Stored items
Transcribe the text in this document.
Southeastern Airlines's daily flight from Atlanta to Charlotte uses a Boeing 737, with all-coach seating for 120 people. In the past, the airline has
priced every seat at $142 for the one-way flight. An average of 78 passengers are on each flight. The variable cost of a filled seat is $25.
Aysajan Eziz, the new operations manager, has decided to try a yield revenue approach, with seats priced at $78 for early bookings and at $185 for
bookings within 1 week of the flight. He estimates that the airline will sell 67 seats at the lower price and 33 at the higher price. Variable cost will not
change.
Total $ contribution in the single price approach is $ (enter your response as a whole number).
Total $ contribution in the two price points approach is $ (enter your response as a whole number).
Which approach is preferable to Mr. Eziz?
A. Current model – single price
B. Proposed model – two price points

==

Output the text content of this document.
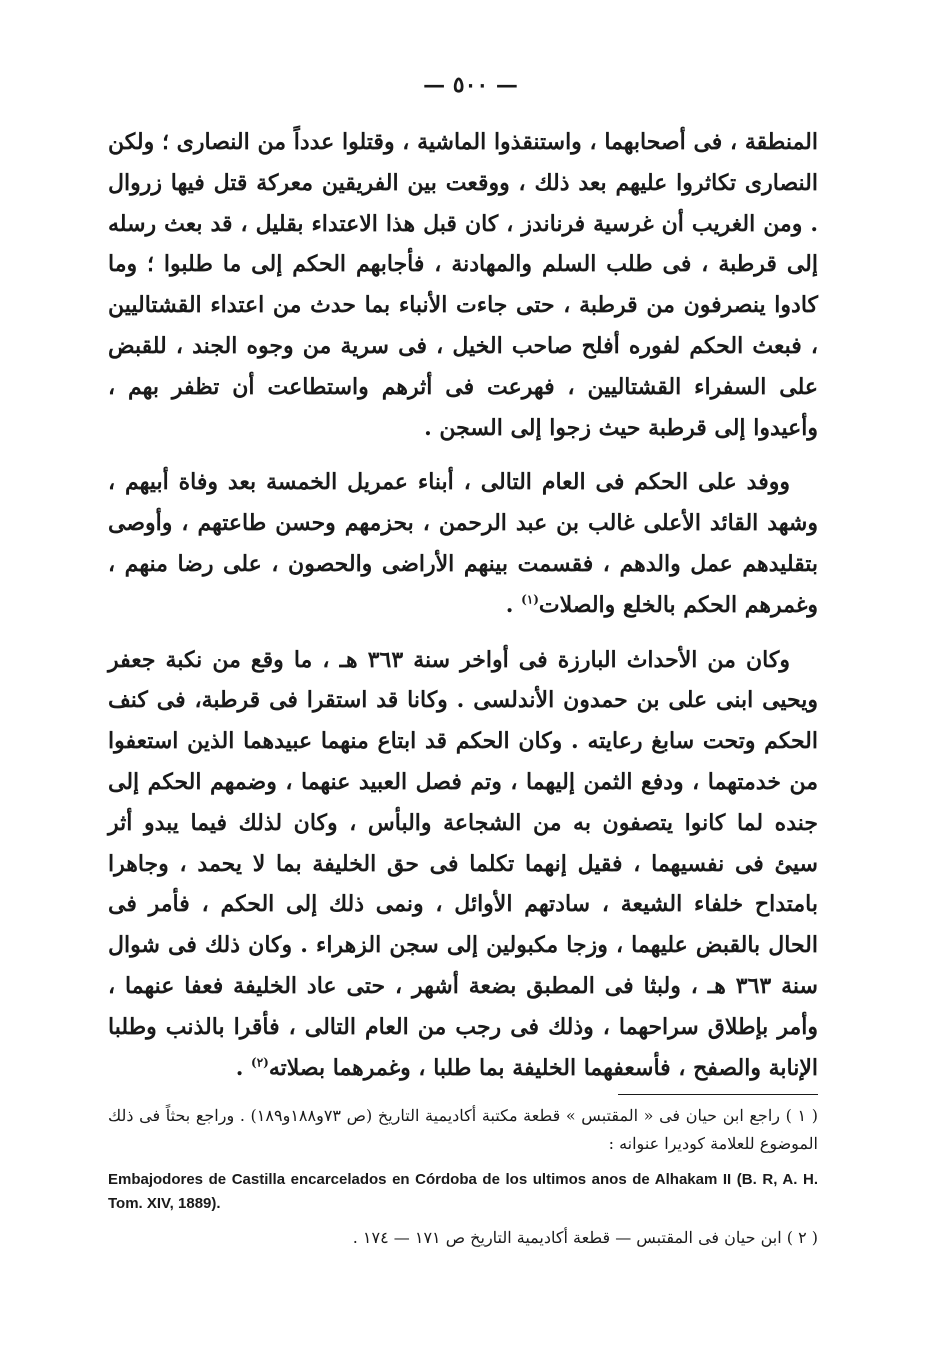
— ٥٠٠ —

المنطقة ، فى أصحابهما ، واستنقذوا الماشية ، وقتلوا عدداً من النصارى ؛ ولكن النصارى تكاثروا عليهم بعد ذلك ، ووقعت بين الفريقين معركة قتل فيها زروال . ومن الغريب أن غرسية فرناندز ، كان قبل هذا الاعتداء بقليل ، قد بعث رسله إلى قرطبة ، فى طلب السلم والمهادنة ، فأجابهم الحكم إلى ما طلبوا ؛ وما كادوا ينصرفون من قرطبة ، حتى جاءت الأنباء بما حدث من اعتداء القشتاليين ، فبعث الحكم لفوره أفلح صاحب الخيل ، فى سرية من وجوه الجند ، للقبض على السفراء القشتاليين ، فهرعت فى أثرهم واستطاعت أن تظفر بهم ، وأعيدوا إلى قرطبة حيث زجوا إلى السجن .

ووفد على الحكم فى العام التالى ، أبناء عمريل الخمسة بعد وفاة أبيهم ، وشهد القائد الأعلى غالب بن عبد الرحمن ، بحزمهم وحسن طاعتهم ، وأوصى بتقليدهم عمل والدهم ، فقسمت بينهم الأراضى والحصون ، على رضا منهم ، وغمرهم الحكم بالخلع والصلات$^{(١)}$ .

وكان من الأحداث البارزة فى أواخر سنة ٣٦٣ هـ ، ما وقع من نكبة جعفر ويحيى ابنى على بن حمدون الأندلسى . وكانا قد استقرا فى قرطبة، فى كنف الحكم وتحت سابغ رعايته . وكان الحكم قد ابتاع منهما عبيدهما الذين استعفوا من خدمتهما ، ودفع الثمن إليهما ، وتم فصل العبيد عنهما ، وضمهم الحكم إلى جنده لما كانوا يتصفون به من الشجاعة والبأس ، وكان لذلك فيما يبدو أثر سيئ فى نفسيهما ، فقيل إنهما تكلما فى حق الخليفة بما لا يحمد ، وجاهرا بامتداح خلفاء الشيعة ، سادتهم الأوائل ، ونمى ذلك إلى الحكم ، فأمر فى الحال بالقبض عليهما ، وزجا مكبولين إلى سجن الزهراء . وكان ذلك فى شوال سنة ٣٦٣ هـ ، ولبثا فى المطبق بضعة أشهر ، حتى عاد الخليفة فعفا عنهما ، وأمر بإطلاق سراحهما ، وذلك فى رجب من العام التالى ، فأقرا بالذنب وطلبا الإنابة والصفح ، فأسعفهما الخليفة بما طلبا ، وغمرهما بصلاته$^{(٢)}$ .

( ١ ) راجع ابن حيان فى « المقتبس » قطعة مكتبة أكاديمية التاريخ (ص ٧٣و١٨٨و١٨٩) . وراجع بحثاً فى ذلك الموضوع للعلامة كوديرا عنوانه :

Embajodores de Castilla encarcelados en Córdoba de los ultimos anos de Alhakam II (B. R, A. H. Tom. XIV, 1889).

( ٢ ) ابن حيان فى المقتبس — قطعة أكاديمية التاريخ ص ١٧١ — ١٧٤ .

--

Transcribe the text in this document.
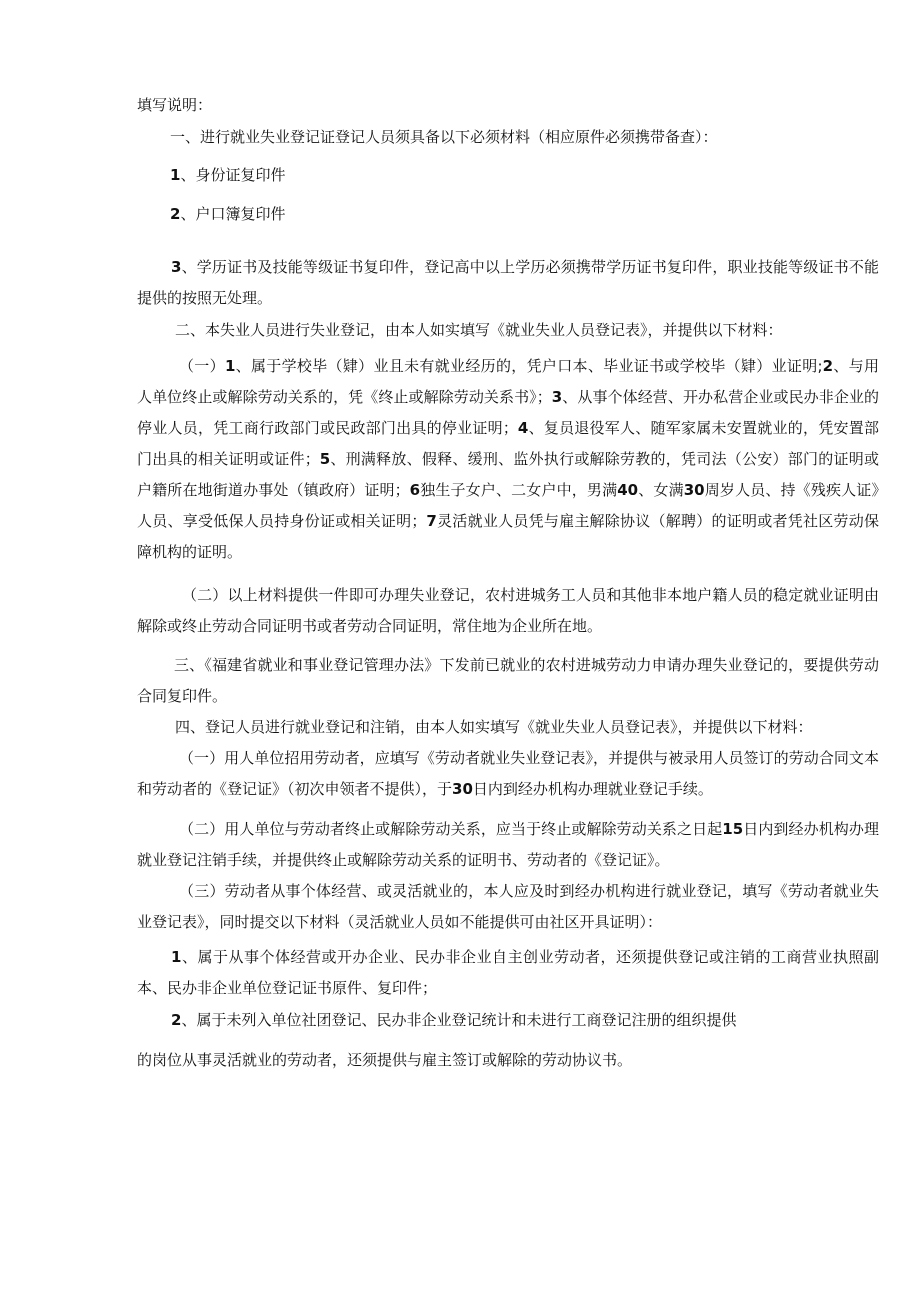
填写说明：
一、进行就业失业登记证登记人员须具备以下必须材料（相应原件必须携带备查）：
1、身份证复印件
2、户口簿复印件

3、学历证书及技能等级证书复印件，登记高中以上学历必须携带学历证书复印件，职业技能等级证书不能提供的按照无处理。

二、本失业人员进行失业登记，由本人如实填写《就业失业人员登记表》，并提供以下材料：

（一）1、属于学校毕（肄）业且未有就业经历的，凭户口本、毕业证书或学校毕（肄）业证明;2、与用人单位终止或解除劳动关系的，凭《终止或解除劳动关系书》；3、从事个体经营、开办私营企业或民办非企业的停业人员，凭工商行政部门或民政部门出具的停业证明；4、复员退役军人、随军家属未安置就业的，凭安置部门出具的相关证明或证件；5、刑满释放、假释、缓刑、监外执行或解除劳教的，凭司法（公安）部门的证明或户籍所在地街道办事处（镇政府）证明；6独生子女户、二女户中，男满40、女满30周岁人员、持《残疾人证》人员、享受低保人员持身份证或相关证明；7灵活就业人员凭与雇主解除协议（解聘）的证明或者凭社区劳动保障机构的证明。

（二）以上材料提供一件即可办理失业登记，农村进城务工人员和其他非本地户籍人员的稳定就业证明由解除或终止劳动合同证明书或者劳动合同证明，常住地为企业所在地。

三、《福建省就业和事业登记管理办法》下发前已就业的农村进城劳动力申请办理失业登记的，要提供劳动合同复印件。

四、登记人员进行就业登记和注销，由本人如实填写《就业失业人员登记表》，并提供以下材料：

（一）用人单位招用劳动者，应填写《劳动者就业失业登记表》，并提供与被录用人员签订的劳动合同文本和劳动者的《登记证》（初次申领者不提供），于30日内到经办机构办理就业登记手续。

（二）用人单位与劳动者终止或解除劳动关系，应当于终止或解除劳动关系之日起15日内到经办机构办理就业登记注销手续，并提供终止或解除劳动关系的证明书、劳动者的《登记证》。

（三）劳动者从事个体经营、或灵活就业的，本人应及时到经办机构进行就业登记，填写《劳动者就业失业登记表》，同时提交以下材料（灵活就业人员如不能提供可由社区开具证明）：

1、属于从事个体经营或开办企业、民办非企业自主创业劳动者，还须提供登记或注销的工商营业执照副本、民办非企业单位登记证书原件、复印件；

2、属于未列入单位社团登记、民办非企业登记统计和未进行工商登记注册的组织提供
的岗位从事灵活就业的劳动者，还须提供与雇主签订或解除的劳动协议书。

### AIM
Tally the lines containing "enter". Provide the number without any other words.

### PROBLEM SOLUTION
2